*Selected text:*
No compulsory fields
I think this is crucial, lots of people want e.g. compulsory geographical location, for instance. For all data. Which probably seems to make sense if you are collecting data in the field, and usually want to plot it in a map. And the argument is that all data has some kind of location, so why not? If it’s from a lab, surely you can just enter the lab’s coordinates, no?
No! For one, it is irrelevant, and it will only annoy the submitter, who will have to look up the GPS coordinates of whatever lab he used. And it is very unlikely that somebody is going to look for lab data using a map. And by being forced to submit irrelevant data reduces confidence in the system, and the user is tempted to just enter nonsensical data, actively reducing the value of the system as well as the other data.
Even when geographical location is available, GPS coordinates may not be the best way to represent them. If I have salmon from a specific river population, the river name is important, the exact location not so much. And if GPS location is what is available, I will have to search by defining a polygon covering the river, which opens up opportunity for errors. So, no. Just no.

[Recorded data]
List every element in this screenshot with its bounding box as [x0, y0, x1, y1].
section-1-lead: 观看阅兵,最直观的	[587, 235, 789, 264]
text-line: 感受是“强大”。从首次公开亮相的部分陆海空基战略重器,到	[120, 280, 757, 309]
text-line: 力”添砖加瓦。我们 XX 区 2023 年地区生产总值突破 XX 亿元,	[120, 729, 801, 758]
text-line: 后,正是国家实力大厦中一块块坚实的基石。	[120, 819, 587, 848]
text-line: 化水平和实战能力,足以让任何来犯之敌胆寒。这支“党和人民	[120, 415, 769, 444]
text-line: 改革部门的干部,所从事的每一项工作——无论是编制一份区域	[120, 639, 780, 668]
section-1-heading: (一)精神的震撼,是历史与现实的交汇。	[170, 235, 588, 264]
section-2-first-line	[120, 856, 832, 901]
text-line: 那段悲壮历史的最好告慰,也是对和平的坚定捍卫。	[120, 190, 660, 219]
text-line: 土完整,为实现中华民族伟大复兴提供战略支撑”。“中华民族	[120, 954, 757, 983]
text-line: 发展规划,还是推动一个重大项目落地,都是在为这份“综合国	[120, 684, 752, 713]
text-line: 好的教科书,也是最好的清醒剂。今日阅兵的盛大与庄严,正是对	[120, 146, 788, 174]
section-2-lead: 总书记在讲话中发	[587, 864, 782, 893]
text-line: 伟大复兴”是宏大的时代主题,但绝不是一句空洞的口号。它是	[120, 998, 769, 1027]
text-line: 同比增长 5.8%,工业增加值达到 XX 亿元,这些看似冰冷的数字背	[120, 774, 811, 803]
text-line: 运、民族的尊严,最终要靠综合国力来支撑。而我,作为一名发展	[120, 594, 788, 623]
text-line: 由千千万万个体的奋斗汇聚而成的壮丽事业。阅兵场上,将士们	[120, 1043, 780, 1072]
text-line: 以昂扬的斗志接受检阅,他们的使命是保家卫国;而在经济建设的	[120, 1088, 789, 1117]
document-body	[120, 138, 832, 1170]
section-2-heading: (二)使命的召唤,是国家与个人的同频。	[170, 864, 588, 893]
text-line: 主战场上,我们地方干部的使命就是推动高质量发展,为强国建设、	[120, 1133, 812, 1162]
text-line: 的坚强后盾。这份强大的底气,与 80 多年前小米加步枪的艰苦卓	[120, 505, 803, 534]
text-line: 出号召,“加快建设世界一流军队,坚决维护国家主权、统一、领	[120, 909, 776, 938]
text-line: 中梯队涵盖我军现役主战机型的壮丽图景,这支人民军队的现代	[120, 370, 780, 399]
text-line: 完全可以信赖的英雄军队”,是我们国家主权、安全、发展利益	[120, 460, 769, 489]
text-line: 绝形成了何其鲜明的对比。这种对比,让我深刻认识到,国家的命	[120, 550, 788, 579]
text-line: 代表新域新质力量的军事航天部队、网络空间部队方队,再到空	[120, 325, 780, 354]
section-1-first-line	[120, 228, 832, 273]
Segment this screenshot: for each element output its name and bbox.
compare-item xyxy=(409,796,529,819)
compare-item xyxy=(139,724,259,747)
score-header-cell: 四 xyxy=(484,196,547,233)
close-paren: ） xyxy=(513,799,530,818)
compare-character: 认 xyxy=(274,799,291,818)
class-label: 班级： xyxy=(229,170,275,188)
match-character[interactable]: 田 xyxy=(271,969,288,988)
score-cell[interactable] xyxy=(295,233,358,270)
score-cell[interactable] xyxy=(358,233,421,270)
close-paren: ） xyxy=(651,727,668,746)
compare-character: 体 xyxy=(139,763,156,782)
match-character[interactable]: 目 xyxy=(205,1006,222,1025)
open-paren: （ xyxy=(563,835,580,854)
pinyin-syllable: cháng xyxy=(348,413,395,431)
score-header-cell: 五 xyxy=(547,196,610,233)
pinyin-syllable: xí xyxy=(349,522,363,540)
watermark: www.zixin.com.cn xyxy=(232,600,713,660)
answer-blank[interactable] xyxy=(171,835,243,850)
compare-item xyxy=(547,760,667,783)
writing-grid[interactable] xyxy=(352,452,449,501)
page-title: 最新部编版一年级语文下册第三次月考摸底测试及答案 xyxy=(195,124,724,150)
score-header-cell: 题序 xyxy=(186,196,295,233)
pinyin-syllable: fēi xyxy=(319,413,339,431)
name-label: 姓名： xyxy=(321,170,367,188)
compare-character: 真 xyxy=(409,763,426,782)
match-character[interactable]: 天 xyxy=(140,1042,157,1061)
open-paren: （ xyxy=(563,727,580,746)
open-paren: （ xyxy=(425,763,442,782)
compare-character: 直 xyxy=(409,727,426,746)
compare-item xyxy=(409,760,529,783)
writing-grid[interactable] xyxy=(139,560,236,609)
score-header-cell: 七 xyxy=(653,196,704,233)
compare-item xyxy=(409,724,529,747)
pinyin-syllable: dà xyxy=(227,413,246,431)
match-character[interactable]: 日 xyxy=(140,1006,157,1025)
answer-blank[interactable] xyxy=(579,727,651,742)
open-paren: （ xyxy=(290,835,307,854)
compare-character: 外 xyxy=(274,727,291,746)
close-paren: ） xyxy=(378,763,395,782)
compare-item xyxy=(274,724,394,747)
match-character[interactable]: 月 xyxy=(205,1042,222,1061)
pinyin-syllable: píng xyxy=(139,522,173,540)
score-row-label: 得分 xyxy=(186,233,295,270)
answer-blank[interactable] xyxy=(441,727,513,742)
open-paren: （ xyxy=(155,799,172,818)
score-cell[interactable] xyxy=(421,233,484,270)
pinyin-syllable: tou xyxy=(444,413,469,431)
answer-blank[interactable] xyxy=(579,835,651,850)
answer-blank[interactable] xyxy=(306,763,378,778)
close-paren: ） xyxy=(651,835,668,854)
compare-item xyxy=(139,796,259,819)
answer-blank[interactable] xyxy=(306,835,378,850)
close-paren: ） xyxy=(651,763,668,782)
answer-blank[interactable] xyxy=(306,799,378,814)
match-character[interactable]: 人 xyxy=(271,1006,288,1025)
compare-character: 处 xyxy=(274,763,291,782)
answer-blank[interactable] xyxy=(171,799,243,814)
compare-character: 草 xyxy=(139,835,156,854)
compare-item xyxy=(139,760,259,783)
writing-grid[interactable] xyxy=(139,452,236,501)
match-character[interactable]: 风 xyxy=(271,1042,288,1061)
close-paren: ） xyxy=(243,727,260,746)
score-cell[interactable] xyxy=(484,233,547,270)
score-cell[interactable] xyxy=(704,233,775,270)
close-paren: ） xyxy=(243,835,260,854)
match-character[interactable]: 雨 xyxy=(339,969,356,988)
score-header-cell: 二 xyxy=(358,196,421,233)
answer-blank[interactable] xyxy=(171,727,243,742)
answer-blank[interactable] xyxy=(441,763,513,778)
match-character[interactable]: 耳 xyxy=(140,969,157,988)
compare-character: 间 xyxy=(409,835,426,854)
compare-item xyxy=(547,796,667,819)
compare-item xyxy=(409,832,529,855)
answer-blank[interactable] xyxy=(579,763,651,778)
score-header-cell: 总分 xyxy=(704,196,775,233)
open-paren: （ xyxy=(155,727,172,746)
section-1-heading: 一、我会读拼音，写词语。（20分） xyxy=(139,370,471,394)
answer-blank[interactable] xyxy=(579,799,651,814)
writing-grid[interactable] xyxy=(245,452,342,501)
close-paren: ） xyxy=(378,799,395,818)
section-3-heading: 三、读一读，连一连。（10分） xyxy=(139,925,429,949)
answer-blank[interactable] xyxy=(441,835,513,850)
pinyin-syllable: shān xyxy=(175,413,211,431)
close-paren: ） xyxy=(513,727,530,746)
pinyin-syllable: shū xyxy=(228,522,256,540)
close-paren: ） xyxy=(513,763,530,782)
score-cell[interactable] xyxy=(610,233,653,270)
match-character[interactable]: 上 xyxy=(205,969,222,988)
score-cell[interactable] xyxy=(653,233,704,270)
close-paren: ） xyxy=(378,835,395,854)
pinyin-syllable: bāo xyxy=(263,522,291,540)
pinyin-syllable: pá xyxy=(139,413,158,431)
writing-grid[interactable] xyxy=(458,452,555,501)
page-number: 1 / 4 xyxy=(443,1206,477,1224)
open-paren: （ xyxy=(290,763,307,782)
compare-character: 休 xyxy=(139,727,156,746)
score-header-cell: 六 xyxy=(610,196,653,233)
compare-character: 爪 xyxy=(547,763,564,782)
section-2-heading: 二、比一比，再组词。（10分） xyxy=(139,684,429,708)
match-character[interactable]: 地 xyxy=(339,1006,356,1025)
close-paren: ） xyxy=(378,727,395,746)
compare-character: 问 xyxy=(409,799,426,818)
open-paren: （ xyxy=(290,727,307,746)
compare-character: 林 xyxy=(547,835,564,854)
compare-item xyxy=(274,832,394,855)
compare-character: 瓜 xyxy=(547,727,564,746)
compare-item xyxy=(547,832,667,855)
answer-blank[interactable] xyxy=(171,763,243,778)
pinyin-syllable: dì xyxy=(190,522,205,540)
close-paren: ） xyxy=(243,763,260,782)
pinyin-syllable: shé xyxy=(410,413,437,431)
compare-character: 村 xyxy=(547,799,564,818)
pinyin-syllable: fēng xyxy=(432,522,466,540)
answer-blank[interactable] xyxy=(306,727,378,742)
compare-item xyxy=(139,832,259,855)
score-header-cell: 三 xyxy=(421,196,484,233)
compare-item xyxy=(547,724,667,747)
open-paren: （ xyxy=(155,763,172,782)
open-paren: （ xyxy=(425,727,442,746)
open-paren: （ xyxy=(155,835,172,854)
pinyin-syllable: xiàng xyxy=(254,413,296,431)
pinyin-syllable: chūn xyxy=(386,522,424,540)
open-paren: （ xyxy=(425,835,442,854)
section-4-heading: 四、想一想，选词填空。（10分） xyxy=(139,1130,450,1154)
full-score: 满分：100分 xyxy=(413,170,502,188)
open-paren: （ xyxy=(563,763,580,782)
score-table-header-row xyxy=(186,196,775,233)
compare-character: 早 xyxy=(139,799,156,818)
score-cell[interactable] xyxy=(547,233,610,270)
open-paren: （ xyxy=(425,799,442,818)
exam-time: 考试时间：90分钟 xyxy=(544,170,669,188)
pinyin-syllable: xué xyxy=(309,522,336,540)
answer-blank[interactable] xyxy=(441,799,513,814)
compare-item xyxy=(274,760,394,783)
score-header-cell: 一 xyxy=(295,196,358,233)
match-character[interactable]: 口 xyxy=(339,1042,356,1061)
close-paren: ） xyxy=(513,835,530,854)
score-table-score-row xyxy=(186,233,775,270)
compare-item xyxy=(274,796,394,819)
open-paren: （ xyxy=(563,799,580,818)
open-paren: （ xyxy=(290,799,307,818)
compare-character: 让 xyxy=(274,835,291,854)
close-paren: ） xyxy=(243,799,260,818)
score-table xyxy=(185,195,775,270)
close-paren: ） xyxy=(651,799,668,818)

*Problems to solve:*
a – In the text on compulsory fields, what does the writer say matters more than the exact location for salmon from a specific river population?
b – List every harm that the text on compulsory fields says comes from making users enter irrelevant data.

*List of answers:*
a – The river name.

b –
- It annoys the submitter, who has to look up the GPS coordinates of the lab.
- It reduces confidence in the system.
- It tempts the user to enter nonsensical data.
- It lowers the value of the system and of the other data.